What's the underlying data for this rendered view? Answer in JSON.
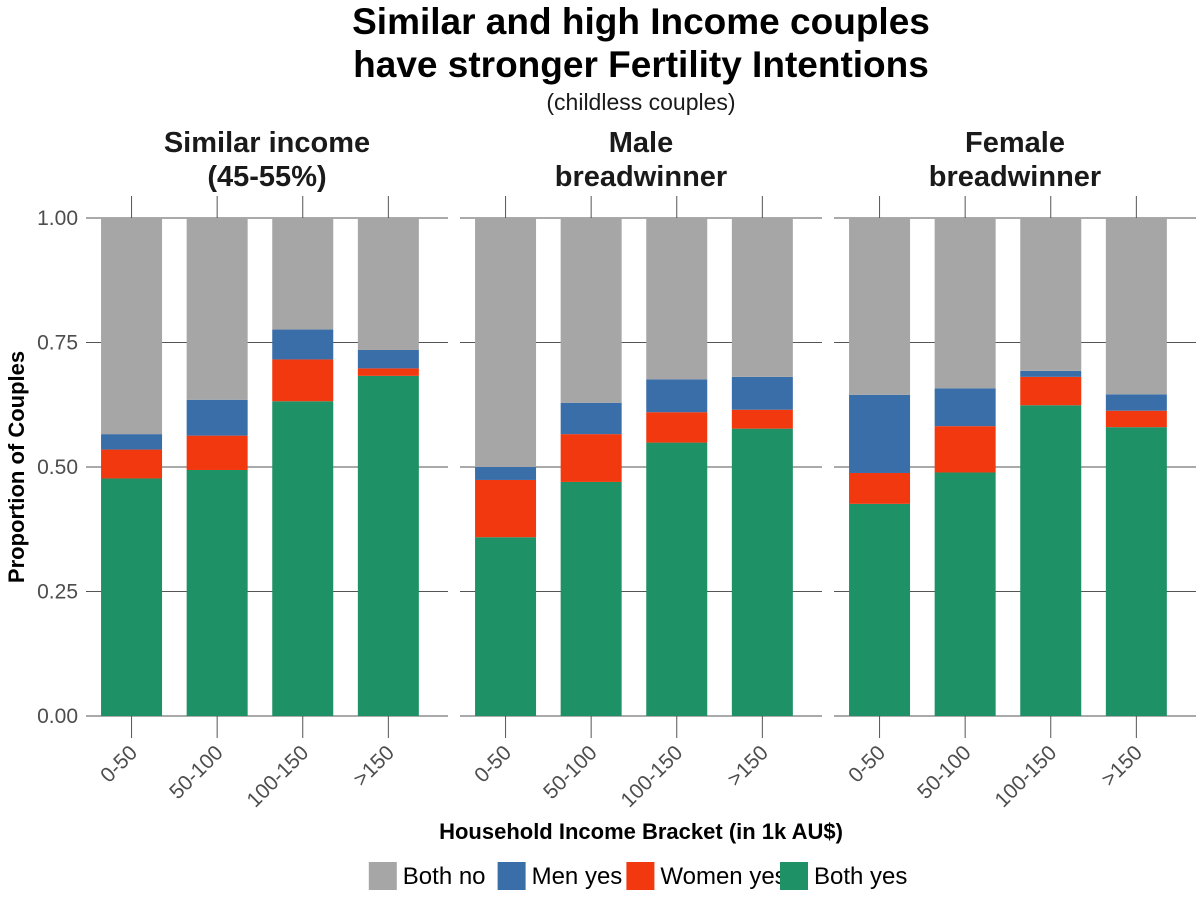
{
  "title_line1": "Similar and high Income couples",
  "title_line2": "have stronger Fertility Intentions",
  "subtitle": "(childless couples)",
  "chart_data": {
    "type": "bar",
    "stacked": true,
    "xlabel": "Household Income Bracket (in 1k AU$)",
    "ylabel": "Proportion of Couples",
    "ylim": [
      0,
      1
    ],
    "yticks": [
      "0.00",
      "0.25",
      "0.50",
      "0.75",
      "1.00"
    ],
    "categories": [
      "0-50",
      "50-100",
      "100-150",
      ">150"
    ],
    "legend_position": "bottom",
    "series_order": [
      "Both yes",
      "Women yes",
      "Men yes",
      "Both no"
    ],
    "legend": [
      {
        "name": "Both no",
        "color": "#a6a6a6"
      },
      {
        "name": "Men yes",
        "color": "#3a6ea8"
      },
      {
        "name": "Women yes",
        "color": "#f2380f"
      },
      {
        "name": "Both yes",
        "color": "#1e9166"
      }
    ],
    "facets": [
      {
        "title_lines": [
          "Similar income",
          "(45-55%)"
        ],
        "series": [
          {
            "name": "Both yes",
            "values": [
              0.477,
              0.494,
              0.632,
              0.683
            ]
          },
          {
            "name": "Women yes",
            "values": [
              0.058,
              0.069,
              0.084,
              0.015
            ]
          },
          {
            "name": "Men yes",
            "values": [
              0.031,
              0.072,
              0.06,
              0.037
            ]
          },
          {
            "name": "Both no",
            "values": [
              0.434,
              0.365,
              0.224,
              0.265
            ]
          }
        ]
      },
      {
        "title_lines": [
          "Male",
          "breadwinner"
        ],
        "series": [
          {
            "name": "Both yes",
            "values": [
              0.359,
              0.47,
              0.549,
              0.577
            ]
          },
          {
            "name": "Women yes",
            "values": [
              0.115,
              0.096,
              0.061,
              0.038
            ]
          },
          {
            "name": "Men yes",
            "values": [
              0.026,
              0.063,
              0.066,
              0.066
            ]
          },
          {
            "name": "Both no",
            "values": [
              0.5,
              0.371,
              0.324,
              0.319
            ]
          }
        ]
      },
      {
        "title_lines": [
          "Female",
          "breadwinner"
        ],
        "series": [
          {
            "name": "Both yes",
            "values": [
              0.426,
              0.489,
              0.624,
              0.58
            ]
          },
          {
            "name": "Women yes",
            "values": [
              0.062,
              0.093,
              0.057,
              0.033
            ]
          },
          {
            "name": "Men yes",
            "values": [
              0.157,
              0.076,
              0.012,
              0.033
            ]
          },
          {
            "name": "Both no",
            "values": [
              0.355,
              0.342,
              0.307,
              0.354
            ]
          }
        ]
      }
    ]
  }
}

====================

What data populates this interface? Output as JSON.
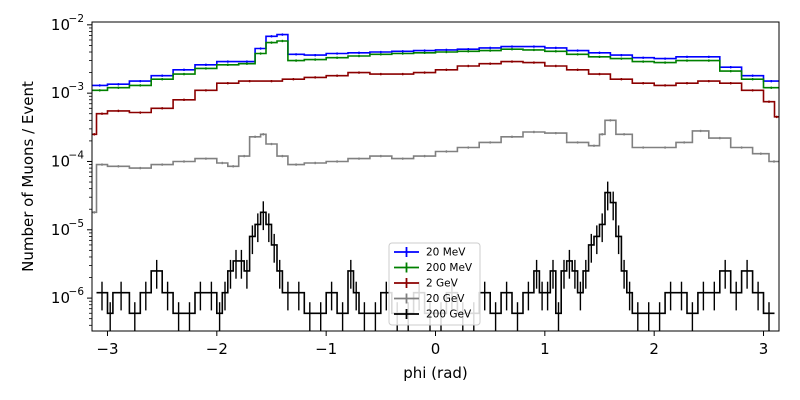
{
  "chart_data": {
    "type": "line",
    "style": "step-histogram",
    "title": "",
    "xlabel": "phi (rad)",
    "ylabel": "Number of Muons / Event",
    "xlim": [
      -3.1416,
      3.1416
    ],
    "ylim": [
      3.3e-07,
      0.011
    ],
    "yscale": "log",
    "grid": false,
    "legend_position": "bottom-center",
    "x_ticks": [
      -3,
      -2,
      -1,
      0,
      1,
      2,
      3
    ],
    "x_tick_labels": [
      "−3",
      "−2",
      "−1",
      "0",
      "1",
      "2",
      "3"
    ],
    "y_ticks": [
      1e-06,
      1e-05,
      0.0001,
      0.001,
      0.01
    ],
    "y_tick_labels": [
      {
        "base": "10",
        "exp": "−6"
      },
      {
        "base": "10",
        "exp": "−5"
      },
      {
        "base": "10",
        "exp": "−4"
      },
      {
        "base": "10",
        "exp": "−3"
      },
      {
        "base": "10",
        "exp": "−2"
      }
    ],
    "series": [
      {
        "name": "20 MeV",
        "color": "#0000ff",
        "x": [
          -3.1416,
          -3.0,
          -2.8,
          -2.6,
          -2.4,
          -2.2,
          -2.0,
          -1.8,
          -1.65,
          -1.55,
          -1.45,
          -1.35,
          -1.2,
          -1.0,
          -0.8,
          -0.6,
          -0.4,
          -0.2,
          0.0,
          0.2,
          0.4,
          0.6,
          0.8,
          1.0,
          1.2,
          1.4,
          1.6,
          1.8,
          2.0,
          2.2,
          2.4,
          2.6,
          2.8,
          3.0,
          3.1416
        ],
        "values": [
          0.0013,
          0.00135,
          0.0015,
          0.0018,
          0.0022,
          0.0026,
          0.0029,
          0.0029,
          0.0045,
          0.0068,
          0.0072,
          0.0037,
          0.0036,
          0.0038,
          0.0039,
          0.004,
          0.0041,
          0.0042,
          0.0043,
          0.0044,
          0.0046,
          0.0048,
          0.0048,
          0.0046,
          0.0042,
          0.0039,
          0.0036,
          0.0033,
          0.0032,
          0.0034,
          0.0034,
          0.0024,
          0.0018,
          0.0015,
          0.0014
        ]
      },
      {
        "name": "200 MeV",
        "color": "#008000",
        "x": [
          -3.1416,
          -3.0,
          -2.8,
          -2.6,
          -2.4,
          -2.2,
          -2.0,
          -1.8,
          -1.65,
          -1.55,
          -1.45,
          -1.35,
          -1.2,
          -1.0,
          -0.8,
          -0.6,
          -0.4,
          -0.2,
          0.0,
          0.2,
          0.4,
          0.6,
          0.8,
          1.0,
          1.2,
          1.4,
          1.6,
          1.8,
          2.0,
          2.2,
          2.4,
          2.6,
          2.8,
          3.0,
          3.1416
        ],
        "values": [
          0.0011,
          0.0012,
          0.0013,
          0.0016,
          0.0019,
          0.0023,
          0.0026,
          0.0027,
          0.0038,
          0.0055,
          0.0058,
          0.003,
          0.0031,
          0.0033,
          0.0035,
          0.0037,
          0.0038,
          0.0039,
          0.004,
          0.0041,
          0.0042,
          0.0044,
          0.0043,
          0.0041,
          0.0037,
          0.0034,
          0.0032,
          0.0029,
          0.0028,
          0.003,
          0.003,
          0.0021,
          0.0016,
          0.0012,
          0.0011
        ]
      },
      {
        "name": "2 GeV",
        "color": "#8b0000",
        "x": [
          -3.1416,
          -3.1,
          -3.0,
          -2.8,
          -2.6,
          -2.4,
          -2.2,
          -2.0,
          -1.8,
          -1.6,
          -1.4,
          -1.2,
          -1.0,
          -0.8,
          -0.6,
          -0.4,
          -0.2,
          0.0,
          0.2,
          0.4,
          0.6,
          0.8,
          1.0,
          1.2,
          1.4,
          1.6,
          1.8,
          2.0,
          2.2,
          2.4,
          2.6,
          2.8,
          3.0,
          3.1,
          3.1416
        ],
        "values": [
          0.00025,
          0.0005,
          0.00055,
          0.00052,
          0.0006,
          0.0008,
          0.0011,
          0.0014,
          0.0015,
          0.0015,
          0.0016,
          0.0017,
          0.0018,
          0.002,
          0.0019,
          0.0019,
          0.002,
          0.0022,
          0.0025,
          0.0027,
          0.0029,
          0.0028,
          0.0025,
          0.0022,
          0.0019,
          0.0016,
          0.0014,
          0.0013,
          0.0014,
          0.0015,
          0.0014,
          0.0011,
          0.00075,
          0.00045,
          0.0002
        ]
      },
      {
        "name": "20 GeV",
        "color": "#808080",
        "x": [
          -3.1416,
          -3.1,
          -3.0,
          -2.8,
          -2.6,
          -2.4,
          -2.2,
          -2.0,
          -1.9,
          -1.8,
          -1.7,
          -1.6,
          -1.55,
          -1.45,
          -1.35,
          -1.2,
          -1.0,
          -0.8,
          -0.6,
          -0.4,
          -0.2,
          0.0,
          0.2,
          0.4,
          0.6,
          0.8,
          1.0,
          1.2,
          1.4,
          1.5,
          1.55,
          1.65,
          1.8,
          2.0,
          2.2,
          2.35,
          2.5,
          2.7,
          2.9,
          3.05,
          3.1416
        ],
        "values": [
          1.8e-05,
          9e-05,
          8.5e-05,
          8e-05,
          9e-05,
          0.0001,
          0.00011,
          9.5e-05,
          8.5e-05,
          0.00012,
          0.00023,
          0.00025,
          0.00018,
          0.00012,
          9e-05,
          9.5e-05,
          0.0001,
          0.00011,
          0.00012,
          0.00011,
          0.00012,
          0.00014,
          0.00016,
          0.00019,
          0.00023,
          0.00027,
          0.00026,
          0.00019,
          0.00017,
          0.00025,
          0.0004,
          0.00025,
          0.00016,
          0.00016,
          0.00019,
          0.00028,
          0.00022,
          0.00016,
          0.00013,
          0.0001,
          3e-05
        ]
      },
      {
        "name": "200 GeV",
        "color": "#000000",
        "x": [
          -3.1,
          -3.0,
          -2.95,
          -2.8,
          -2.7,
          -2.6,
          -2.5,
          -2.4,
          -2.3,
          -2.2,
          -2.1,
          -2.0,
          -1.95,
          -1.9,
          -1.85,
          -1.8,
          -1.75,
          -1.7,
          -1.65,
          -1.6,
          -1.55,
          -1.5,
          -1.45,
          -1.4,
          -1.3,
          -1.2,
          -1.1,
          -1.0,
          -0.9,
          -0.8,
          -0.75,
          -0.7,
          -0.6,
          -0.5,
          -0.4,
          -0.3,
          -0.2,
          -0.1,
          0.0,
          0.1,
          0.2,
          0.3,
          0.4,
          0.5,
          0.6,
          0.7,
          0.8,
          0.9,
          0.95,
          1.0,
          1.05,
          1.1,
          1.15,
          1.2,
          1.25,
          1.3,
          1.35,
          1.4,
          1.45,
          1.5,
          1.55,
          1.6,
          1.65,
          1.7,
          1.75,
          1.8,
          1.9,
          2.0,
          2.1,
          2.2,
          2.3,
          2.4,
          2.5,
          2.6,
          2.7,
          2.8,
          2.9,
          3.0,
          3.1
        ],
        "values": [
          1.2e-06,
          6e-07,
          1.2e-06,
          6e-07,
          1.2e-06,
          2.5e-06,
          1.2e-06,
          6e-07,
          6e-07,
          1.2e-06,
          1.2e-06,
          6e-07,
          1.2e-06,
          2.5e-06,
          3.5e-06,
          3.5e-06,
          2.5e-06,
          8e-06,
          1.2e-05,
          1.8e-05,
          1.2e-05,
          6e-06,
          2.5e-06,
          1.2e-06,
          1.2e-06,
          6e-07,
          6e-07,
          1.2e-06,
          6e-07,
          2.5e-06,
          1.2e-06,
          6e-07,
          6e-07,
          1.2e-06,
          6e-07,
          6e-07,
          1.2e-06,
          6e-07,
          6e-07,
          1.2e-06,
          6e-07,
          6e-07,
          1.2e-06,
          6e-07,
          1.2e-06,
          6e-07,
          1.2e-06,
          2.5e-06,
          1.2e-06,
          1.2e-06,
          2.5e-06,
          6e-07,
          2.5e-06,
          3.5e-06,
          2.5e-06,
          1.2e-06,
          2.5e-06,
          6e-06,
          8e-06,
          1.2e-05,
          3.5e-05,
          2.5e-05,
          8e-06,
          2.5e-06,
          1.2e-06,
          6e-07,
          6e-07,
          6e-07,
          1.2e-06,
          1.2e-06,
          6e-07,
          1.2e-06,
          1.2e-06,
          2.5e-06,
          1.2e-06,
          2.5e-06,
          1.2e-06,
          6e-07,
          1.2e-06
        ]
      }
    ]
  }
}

====================

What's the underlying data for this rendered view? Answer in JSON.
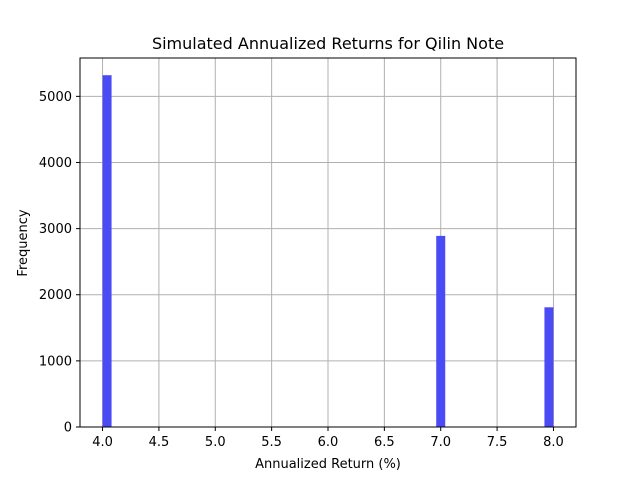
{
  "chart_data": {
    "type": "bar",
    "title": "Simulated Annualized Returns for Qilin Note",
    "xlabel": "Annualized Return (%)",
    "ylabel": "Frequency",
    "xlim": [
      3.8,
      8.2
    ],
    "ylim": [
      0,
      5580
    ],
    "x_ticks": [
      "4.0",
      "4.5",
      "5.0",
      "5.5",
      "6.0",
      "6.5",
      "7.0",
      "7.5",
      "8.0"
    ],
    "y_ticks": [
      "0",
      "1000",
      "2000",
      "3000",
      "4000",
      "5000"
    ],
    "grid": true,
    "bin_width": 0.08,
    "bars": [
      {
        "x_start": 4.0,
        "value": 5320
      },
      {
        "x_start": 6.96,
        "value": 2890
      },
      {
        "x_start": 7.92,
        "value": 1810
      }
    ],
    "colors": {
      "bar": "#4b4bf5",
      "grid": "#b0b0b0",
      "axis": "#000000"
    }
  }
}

====================

◆ DIRECTIONS FOR THIS TASK
Every line that holds the word "Annualized" should be extracted.

◆ RESPONSE BELOW
    "title": "Simulated Annualized Returns for Qilin Note",
    "xlabel": "Annualized Return (%)",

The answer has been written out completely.